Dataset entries
►

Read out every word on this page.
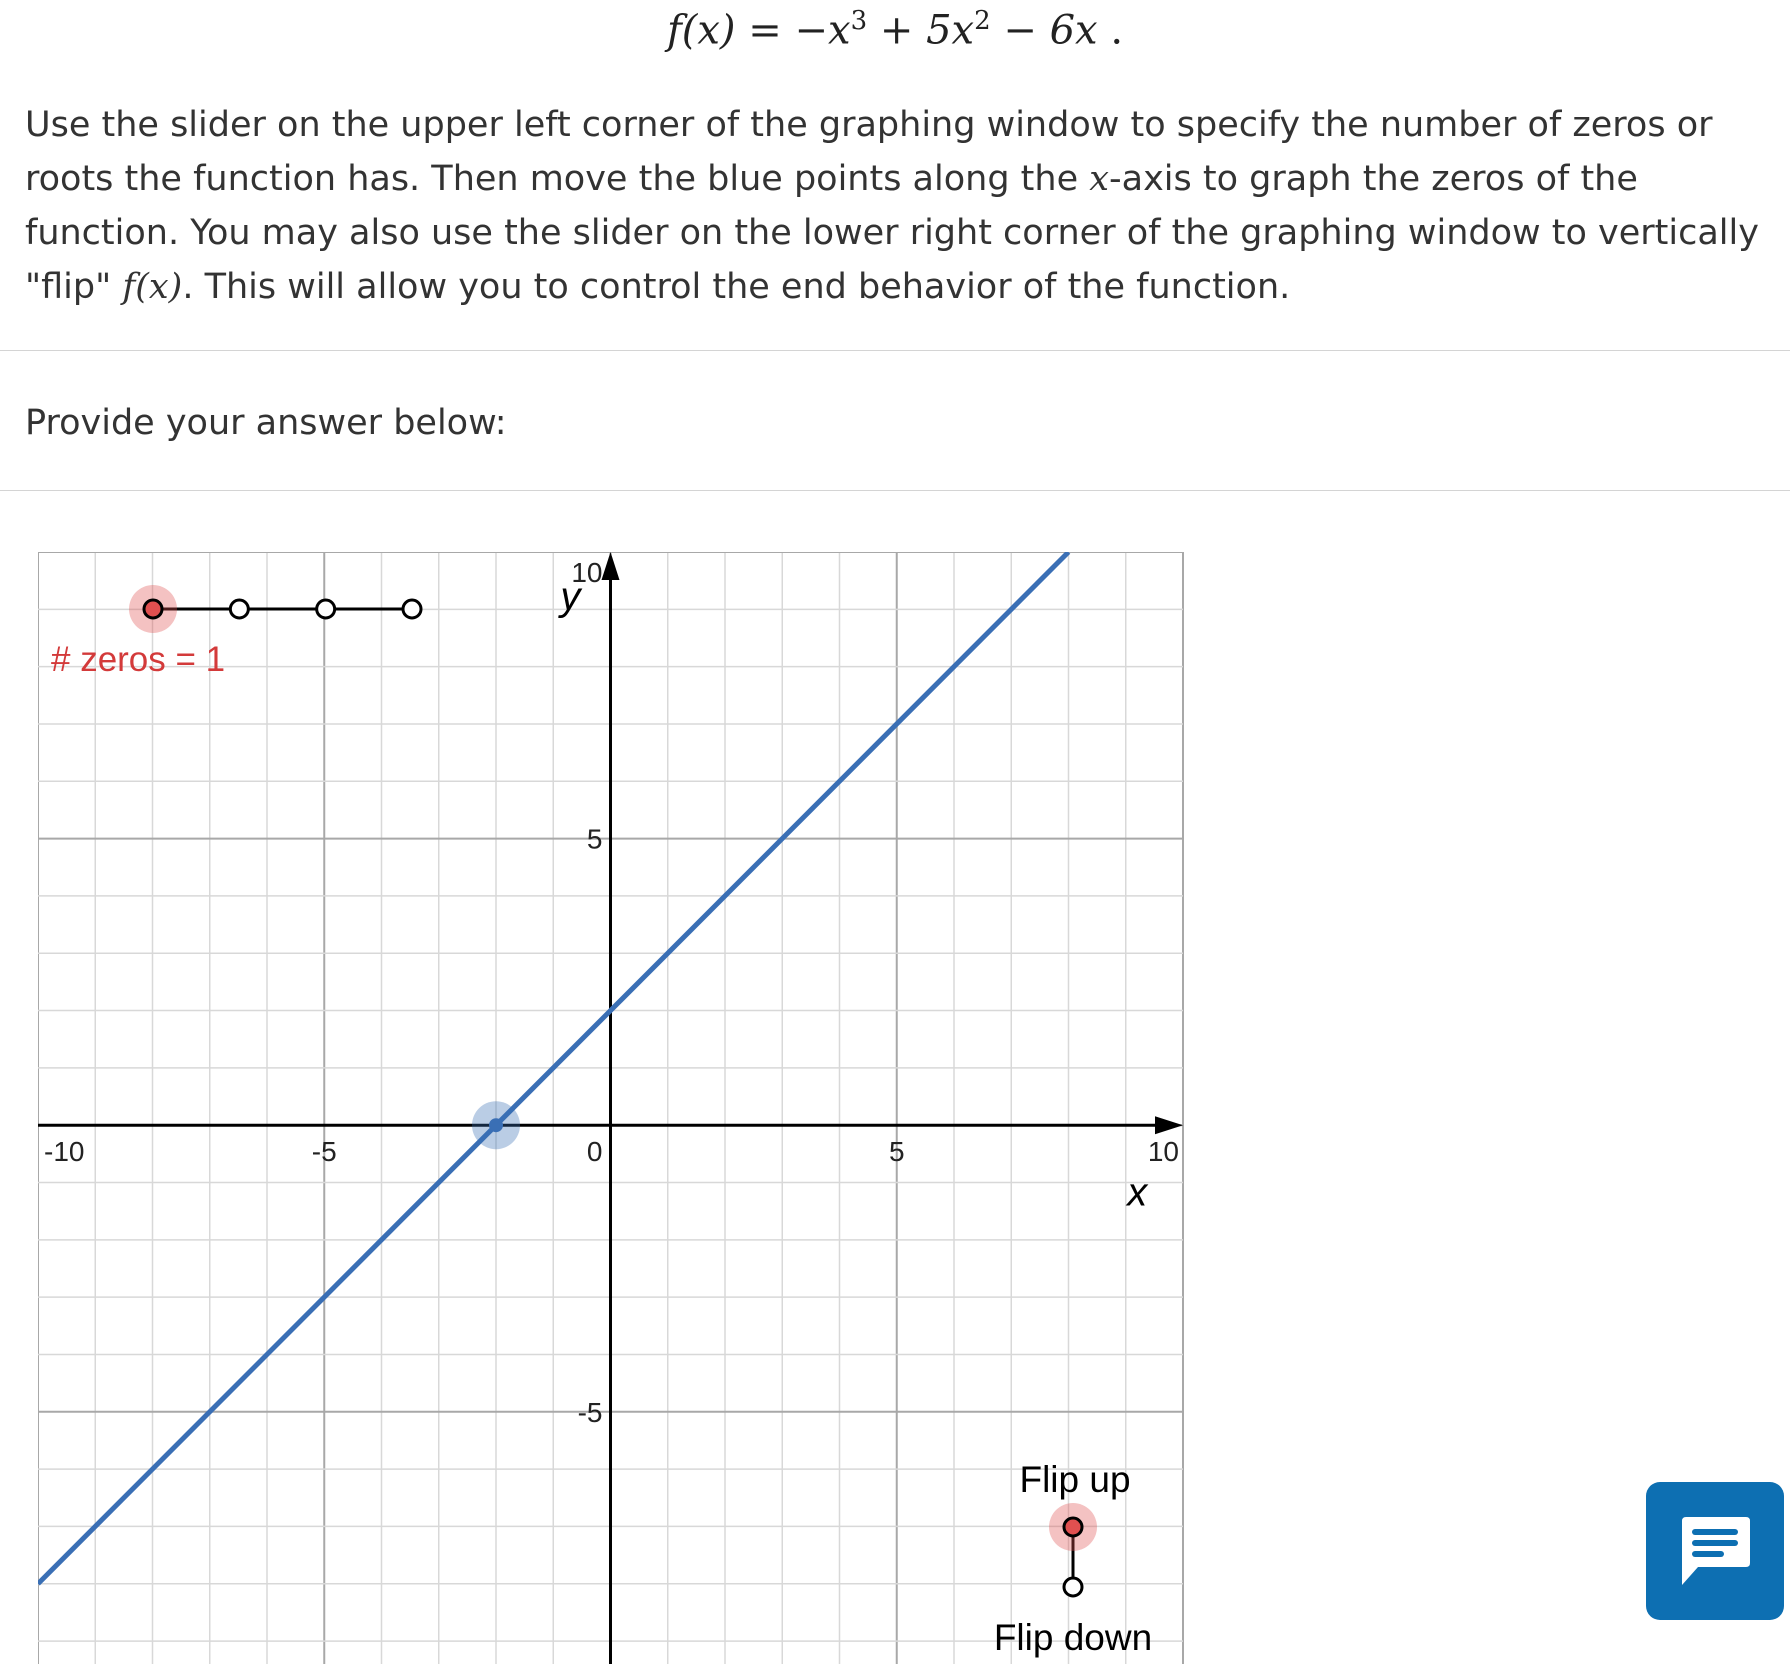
$f(x) = -x^3 + 5x^2 - 6x$ .
Use the slider on the upper left corner of the graphing window to specify the number of zeros or roots the function has. Then move the blue points along the x-axis to graph the zeros of the function. You may also use the slider on the lower right corner of the graphing window to vertically "flip" f(x). This will allow you to control the end behavior of the function.
Provide your answer below:
x
y
-10	-5	0	5	10
-5
5
10
# zeros = 1
Flip up
Flip down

◄

PROBLEM STATEMENT:
Omit every picture while copying the listing above exactly.

OUTPUT OF THE TASK:
Read out every word on this page.
$f(x) = -x^3 + 5x^2 - 6x$ .
Use the slider on the upper left corner of the graphing window to specify the number of zeros or roots the function has. Then move the blue points along the x-axis to graph the zeros of the function. You may also use the slider on the lower right corner of the graphing window to vertically "flip" f(x). This will allow you to control the end behavior of the function.
Provide your answer below:
x
y
-10	-5	0	5	10
-5
5
10
# zeros = 1
Flip up
Flip down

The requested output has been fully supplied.